↓
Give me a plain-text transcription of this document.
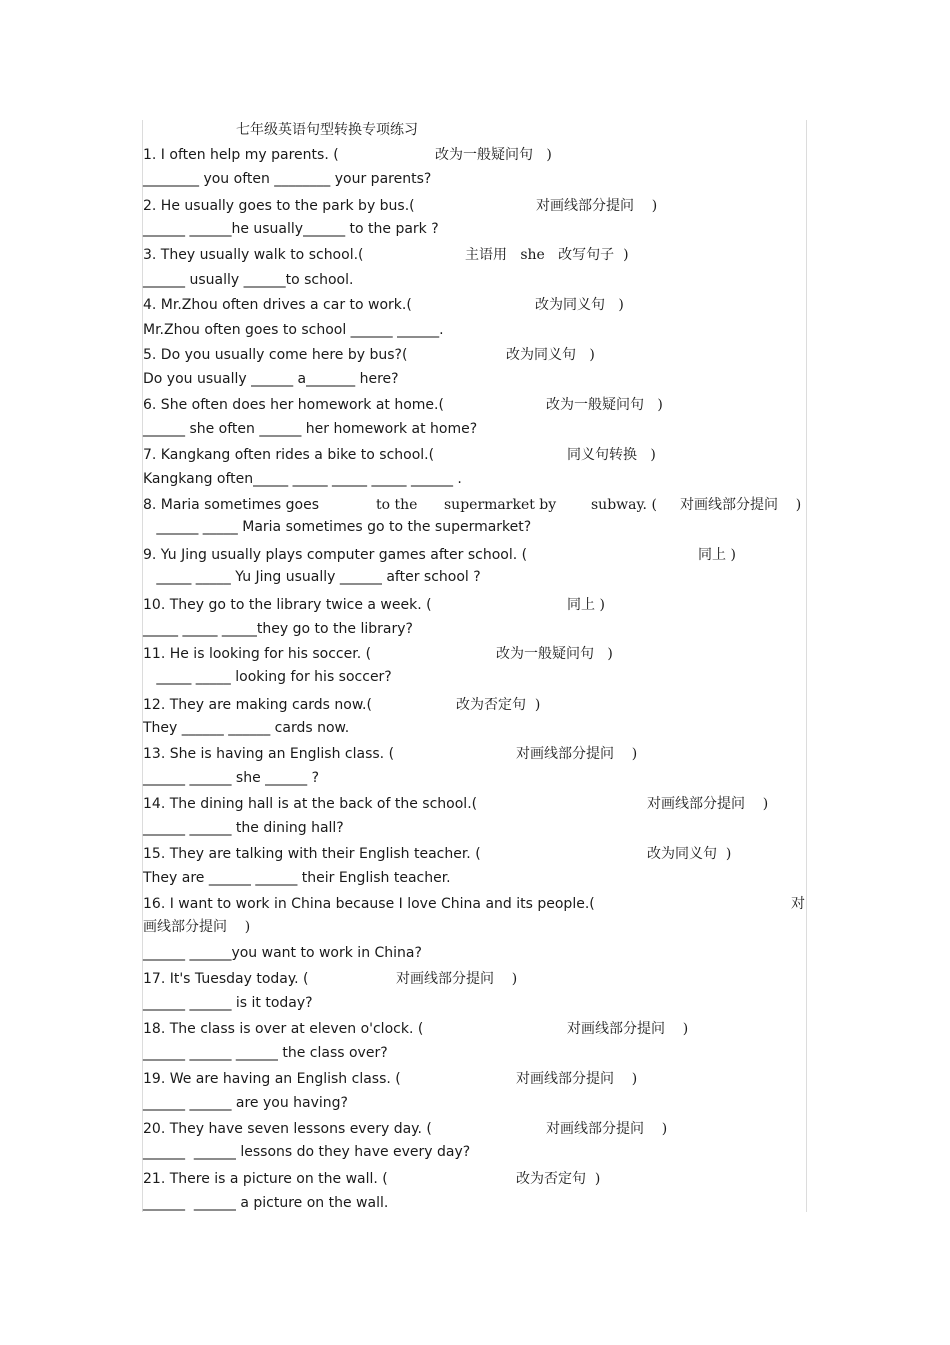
七年级英语句型转换专项练习
1. I often help my parents. (
________ you often ________ your parents?
2. He usually goes to the park by bus.(
______ ______he usually______ to the park ?
3. They usually walk to school.(
______ usually ______to school.
4. Mr.Zhou often drives a car to work.(
Mr.Zhou often goes to school ______ ______.
5. Do you usually come here by bus?(
Do you usually ______ a_______ here?
6. She often does her homework at home.(
______ she often ______ her homework at home?
7. Kangkang often rides a bike to school.(
Kangkang often_____ _____ _____ _____ ______ .
8. Maria sometimes goes
______ _____ Maria sometimes go to the supermarket?
9. Yu Jing usually plays computer games after school. (
_____ _____ Yu Jing usually ______ after school ?
10. They go to the library twice a week. (
_____ _____ _____they go to the library?
11. He is looking for his soccer. (
_____ _____ looking for his soccer?
12. They are making cards now.(
They ______ ______ cards now.
13. She is having an English class. (
______ ______ she ______ ?
14. The dining hall is at the back of the school.(
______ ______ the dining hall?
15. They are talking with their English teacher. (
They are ______ ______ their English teacher.
16. I want to work in China because I love China and its people.(
______ ______you want to work in China?
17. It's Tuesday today. (
______ ______ is it today?
18. The class is over at eleven o'clock. (
______ ______ ______ the class over?
19. We are having an English class. (
______ ______ are you having?
20. They have seven lessons every day. (
______  ______ lessons do they have every day?
21. There is a picture on the wall. (
______  ______ a picture on the wall.
改为一般疑问句   )
对画线部分提问    )
主语用   she   改写句子  )
改为同义句   )
改为同义句   )
改为一般疑问句   )
同义句转换   )
to the supermarket by subway. ( 对画线部分提问    )
同上 )
同上 )
改为一般疑问句   )
改为否定句  )
对画线部分提问    )
对画线部分提问    )
改为同义句  )
对
画线部分提问    )
对画线部分提问    )
对画线部分提问    )
对画线部分提问    )
对画线部分提问    )
改为否定句  )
↑
**TASK TO COMPLETE**
Using the entries above, tally how many lines have the word "want" in them; write the number and nothing more.

**SOLUTION TO THE EXERCISE**
2